### AIM OF THE EXERCISE
Find and return each line containing "соответствии".

### THE RECORDS
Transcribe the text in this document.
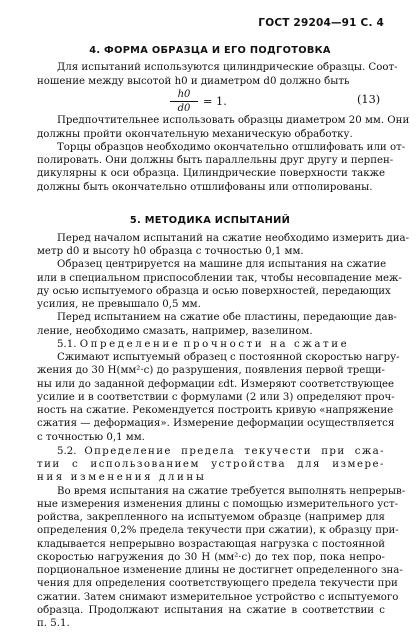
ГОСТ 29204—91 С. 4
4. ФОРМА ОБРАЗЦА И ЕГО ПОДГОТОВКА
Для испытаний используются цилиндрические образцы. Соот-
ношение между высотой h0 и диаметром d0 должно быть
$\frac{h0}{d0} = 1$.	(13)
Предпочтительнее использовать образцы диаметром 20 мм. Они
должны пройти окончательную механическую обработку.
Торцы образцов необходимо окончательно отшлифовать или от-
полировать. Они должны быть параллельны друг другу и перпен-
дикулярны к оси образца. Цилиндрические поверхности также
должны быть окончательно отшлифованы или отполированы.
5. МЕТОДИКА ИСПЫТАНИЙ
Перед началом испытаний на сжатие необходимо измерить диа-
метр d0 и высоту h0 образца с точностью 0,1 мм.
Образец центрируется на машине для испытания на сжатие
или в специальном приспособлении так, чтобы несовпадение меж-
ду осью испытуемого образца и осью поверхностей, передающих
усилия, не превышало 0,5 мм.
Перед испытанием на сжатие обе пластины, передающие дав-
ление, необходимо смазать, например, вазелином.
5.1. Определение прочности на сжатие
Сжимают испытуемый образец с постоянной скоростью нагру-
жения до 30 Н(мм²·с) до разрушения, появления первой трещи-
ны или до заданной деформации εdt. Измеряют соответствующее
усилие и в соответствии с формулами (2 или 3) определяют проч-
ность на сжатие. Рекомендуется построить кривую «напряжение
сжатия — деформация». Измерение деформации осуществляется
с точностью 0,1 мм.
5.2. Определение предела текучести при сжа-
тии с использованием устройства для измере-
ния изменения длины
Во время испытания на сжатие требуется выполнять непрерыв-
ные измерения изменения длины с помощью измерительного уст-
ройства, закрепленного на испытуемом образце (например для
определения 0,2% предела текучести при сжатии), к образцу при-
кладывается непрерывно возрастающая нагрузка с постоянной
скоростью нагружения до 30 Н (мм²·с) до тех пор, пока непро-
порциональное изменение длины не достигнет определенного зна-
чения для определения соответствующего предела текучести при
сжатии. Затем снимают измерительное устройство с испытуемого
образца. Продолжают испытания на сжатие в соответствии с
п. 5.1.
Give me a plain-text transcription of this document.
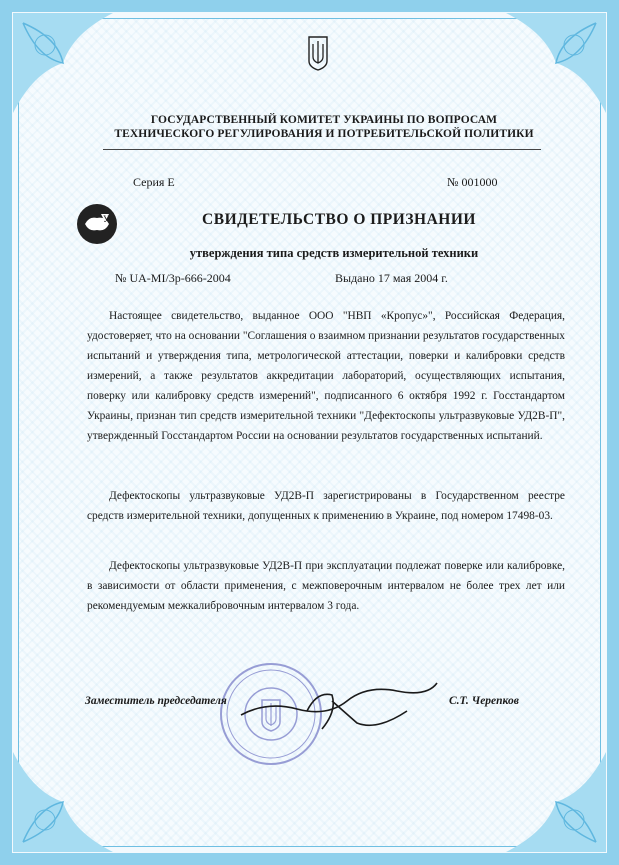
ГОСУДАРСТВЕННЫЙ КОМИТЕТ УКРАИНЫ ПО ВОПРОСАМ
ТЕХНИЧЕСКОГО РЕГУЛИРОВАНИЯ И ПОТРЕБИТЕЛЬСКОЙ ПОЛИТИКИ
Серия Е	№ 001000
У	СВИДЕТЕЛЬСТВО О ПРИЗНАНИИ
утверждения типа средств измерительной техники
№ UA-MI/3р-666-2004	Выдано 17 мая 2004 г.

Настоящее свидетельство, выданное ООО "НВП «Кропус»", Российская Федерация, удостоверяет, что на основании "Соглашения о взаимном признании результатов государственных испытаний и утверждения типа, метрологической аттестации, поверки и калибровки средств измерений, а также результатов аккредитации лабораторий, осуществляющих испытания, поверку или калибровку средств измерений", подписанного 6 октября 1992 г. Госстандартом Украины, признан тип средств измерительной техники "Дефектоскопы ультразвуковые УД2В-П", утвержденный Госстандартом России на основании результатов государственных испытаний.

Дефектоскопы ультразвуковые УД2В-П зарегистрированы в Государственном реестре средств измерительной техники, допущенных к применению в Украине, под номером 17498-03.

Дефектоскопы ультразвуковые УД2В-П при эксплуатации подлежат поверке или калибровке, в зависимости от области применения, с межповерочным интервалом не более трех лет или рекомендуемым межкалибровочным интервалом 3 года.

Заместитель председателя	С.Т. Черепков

### THE ANSWER
усилие и в соответствии с формулами (2 или 3) определяют проч-
образца. Продолжают испытания на сжатие в соответствии с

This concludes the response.